— GIVEN REQUEST —
For every line in the records that has the word "USDT", make a copy.

— DATA PROVIDED —
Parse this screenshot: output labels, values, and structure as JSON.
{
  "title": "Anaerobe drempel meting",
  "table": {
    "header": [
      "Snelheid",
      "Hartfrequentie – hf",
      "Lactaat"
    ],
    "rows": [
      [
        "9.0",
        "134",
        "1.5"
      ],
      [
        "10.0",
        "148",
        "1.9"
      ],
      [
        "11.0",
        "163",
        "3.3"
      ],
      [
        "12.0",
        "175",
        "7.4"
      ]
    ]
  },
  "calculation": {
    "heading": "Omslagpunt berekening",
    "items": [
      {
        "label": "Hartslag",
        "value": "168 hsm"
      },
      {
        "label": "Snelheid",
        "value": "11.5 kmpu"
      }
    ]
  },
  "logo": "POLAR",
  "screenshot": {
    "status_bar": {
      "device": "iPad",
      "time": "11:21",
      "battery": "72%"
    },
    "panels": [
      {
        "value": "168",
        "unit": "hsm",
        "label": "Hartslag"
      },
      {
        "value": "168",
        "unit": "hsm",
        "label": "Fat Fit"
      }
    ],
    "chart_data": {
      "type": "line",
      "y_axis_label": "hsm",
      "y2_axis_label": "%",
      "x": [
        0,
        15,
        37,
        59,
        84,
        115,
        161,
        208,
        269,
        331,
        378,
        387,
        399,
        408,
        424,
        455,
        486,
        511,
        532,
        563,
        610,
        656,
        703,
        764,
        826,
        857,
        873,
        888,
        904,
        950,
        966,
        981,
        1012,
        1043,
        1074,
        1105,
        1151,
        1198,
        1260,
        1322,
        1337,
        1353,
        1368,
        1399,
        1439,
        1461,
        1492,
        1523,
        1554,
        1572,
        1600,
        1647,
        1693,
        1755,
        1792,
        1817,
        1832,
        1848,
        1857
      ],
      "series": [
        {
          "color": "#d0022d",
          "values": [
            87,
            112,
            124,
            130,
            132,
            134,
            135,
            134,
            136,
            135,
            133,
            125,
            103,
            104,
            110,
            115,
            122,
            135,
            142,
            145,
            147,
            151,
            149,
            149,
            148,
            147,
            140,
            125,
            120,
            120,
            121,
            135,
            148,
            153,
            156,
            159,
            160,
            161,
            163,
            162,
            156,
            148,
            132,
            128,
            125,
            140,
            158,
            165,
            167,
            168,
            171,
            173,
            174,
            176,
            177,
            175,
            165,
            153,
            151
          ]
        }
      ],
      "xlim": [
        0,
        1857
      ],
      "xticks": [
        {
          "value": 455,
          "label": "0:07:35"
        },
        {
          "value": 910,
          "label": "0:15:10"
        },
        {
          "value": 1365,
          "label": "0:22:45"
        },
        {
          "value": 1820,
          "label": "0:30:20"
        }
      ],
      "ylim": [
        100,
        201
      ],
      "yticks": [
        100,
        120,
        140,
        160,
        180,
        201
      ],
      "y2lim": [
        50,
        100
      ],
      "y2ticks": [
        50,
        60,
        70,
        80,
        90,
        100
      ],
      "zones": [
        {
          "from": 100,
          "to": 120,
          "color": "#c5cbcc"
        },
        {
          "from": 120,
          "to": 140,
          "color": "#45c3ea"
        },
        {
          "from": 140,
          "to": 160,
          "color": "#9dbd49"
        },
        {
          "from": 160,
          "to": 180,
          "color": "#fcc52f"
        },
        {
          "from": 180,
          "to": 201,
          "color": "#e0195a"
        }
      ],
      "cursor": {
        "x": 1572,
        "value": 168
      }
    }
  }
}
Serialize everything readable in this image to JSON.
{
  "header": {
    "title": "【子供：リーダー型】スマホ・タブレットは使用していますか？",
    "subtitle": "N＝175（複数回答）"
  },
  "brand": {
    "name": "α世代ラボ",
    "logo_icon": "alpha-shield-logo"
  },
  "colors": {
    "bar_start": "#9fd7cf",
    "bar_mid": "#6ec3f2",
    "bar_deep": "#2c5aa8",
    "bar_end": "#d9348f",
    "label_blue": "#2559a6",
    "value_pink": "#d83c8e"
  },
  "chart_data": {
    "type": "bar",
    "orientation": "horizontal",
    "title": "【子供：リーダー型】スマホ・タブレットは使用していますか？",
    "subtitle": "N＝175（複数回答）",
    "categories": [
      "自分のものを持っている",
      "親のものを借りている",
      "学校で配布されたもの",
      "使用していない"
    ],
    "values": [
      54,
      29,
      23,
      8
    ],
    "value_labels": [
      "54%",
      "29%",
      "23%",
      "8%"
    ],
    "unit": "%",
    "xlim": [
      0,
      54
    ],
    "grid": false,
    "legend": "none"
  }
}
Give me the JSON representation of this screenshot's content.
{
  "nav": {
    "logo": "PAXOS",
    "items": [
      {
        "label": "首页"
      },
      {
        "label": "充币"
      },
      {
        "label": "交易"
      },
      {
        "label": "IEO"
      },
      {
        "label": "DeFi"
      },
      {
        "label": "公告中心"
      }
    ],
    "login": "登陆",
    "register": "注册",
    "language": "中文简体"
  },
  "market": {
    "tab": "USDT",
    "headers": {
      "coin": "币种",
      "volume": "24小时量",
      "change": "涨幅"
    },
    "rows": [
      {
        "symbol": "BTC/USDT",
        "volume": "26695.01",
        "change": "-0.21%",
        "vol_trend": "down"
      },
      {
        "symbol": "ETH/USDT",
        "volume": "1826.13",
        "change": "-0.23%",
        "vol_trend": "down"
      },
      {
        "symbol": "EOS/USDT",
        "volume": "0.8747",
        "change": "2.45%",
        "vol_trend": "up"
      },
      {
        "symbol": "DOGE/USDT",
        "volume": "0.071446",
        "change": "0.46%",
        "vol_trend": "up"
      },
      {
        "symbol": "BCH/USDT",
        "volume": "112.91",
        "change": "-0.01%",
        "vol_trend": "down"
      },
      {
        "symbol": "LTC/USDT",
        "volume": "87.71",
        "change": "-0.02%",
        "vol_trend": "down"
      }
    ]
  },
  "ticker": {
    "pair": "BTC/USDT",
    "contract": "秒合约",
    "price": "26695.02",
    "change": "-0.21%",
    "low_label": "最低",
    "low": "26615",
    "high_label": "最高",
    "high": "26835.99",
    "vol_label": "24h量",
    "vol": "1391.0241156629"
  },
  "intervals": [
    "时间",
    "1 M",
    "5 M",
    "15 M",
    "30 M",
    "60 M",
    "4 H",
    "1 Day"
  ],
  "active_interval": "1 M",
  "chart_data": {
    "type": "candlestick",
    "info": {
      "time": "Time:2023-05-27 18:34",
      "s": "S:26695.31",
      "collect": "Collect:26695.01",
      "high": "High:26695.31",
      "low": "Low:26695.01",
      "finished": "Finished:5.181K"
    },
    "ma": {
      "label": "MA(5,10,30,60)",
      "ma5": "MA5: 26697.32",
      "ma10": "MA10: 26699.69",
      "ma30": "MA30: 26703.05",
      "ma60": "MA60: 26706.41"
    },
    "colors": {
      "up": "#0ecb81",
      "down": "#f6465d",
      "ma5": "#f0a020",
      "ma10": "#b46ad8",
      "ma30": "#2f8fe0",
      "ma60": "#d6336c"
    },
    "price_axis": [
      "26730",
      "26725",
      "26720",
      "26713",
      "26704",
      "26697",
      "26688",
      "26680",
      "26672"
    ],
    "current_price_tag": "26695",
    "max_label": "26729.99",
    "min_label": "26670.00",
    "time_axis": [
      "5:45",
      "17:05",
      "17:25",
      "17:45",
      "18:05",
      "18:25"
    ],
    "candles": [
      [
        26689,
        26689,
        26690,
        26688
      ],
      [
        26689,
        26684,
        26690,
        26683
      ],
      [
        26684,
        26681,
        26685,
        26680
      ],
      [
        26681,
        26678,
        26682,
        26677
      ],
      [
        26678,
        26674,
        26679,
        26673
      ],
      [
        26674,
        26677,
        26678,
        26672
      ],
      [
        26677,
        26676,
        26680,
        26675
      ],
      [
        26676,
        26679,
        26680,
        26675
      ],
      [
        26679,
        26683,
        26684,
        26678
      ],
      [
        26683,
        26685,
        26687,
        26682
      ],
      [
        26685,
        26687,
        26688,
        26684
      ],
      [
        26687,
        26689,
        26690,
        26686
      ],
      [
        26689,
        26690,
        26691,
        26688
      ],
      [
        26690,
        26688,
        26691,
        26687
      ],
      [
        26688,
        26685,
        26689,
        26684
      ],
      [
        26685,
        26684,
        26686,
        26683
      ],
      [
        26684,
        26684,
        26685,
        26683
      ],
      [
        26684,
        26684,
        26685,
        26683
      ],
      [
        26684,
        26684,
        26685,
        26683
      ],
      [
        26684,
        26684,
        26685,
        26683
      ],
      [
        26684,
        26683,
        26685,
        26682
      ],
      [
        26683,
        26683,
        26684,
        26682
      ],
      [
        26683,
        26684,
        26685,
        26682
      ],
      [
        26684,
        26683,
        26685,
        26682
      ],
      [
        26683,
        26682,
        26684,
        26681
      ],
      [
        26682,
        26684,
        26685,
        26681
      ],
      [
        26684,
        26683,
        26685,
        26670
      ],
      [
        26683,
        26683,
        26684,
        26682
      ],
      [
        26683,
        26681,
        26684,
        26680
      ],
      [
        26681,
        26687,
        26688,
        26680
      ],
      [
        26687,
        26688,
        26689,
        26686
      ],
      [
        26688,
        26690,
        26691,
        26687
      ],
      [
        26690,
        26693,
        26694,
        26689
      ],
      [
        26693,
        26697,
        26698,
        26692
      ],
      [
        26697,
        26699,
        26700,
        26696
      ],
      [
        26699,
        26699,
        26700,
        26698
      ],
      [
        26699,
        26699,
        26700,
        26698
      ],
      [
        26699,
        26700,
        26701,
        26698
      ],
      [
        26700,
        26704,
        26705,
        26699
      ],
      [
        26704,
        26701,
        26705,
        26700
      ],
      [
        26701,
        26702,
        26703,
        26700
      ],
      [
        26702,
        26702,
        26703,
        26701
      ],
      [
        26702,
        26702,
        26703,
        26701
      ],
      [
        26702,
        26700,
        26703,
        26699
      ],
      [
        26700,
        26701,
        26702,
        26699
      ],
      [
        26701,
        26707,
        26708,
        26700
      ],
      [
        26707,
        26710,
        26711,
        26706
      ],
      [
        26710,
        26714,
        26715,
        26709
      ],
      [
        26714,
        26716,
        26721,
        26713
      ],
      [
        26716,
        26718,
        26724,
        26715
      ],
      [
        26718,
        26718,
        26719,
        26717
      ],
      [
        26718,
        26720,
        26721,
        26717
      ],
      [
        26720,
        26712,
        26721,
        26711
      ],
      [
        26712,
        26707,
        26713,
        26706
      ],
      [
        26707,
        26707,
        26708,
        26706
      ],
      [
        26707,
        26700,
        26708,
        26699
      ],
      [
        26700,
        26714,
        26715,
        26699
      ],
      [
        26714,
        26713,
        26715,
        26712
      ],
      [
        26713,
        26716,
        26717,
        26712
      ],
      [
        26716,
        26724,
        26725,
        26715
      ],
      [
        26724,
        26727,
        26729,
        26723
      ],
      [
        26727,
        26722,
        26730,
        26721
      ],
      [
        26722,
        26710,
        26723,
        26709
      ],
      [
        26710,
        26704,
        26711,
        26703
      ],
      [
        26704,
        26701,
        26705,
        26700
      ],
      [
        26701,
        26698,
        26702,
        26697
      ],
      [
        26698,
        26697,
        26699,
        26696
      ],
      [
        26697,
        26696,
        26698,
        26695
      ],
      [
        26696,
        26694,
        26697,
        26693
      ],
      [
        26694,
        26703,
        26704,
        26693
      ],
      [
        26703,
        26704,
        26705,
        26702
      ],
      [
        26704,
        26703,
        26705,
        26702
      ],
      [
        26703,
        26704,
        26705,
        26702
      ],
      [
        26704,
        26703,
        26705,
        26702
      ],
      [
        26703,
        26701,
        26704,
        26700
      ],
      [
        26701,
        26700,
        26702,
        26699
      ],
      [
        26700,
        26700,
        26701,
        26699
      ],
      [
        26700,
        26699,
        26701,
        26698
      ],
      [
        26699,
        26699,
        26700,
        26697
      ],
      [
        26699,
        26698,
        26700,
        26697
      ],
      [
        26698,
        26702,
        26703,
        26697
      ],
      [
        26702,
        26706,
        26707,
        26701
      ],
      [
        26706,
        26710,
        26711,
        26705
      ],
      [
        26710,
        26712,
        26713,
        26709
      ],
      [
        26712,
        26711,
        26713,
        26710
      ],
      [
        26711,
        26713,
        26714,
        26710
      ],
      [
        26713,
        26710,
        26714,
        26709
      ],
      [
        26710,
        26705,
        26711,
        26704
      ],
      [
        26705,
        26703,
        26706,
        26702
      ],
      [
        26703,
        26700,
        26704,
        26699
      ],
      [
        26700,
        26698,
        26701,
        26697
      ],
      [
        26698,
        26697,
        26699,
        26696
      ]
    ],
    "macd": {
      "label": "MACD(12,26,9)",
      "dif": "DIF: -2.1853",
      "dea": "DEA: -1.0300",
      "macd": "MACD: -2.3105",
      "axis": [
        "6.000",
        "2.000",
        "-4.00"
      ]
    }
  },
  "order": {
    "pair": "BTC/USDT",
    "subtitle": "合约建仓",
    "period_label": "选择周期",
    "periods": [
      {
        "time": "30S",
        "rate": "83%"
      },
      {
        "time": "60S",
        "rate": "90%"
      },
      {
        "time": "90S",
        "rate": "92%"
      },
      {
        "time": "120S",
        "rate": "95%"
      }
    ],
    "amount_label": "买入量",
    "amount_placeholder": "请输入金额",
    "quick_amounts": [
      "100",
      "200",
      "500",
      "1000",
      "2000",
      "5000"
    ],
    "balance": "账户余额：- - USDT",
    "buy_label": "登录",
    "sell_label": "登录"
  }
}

— OUTPUT FOR THIS EXERCISE —
    "tab": "USDT",
        "symbol": "BTC/USDT",
        "symbol": "ETH/USDT",
        "symbol": "EOS/USDT",
        "symbol": "DOGE/USDT",
        "symbol": "BCH/USDT",
        "symbol": "LTC/USDT",
    "pair": "BTC/USDT",
    "pair": "BTC/USDT",
    "balance": "账户余额：- - USDT",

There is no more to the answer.